→ Available data
* * *

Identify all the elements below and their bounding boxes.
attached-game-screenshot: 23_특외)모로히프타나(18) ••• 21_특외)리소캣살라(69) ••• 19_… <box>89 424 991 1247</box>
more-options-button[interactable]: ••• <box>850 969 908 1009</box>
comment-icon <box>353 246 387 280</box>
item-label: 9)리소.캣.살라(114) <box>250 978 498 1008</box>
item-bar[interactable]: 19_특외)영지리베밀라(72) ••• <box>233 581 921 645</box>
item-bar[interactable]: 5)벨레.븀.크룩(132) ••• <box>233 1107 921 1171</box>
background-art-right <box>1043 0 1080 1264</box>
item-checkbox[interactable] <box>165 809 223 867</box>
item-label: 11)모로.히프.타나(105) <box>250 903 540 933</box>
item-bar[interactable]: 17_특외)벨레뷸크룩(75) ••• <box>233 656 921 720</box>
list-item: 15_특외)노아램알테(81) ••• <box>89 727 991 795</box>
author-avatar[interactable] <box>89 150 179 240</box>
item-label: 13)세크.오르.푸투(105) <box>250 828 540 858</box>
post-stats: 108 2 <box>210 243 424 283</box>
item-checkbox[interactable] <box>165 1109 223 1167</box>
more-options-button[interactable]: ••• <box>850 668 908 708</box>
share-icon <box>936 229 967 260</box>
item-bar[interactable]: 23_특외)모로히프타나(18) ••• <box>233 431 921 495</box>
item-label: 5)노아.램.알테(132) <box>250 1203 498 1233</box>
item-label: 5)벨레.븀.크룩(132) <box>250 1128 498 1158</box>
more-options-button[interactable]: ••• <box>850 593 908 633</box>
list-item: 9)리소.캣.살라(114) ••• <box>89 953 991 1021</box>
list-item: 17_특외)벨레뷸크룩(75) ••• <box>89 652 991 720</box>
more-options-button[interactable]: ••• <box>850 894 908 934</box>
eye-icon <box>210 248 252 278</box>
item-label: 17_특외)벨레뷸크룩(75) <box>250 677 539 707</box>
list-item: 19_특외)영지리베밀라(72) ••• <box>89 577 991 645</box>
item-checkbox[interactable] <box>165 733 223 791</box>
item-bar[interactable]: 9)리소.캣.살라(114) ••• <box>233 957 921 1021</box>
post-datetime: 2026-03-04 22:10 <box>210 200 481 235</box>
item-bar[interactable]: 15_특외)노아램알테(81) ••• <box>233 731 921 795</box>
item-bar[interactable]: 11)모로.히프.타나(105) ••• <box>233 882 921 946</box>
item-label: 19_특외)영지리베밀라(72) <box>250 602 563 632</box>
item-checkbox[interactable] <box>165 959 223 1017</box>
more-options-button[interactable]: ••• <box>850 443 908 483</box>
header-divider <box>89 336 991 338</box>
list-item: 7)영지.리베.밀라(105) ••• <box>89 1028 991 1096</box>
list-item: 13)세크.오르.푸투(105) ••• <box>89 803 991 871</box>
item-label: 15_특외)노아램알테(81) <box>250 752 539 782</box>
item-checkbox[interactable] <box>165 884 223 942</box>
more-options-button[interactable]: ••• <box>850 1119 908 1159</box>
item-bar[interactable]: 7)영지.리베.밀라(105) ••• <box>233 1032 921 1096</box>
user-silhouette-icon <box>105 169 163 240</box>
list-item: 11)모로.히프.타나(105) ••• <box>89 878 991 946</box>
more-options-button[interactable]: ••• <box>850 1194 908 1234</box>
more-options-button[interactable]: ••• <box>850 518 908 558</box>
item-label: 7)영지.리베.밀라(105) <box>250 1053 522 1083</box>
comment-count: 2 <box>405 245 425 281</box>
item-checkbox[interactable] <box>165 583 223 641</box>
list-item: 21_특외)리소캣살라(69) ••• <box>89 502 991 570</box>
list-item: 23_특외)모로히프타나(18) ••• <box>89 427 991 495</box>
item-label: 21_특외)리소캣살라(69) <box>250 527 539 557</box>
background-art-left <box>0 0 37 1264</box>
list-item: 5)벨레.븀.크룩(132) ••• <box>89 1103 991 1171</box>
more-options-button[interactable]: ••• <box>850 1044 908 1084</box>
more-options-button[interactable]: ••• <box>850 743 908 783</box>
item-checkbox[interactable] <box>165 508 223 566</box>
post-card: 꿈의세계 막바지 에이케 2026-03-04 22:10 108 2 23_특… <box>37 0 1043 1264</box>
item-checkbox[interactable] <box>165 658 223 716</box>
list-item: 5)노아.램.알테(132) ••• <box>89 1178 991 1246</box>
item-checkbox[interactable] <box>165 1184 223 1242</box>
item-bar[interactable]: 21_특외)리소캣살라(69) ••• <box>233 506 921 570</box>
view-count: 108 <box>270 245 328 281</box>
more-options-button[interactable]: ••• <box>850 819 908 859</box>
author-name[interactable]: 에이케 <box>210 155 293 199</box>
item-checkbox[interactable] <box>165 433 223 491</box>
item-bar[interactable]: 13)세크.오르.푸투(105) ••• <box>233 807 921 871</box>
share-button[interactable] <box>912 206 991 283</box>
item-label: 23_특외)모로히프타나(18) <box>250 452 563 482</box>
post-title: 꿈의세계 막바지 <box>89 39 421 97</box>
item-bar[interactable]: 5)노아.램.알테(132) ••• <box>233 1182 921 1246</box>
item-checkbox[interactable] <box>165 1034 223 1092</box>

* * *

→ Exercise
Quote the items word for word, beginning at the very first line and stopping after the line that contains "item-bar[interactable]: 15_특외)노아램알테(81) •••".

→ Response below
Identify all the elements below and their bounding boxes.
attached-game-screenshot: 23_특외)모로히프타나(18) ••• 21_특외)리소캣살라(69) ••• 19_… <box>89 424 991 1247</box>
more-options-button[interactable]: ••• <box>850 969 908 1009</box>
comment-icon <box>353 246 387 280</box>
item-label: 9)리소.캣.살라(114) <box>250 978 498 1008</box>
item-bar[interactable]: 19_특외)영지리베밀라(72) ••• <box>233 581 921 645</box>
item-bar[interactable]: 5)벨레.븀.크룩(132) ••• <box>233 1107 921 1171</box>
background-art-right <box>1043 0 1080 1264</box>
item-checkbox[interactable] <box>165 809 223 867</box>
item-label: 11)모로.히프.타나(105) <box>250 903 540 933</box>
item-bar[interactable]: 17_특외)벨레뷸크룩(75) ••• <box>233 656 921 720</box>
list-item: 15_특외)노아램알테(81) ••• <box>89 727 991 795</box>
author-avatar[interactable] <box>89 150 179 240</box>
item-label: 13)세크.오르.푸투(105) <box>250 828 540 858</box>
post-stats: 108 2 <box>210 243 424 283</box>
item-checkbox[interactable] <box>165 1109 223 1167</box>
more-options-button[interactable]: ••• <box>850 668 908 708</box>
share-icon <box>936 229 967 260</box>
item-bar[interactable]: 23_특외)모로히프타나(18) ••• <box>233 431 921 495</box>
item-label: 5)노아.램.알테(132) <box>250 1203 498 1233</box>
item-label: 5)벨레.븀.크룩(132) <box>250 1128 498 1158</box>
more-options-button[interactable]: ••• <box>850 593 908 633</box>
list-item: 9)리소.캣.살라(114) ••• <box>89 953 991 1021</box>
list-item: 17_특외)벨레뷸크룩(75) ••• <box>89 652 991 720</box>
more-options-button[interactable]: ••• <box>850 894 908 934</box>
eye-icon <box>210 248 252 278</box>
item-label: 17_특외)벨레뷸크룩(75) <box>250 677 539 707</box>
list-item: 19_특외)영지리베밀라(72) ••• <box>89 577 991 645</box>
item-checkbox[interactable] <box>165 733 223 791</box>
item-bar[interactable]: 9)리소.캣.살라(114) ••• <box>233 957 921 1021</box>
post-datetime: 2026-03-04 22:10 <box>210 200 481 235</box>
item-bar[interactable]: 15_특외)노아램알테(81) ••• <box>233 731 921 795</box>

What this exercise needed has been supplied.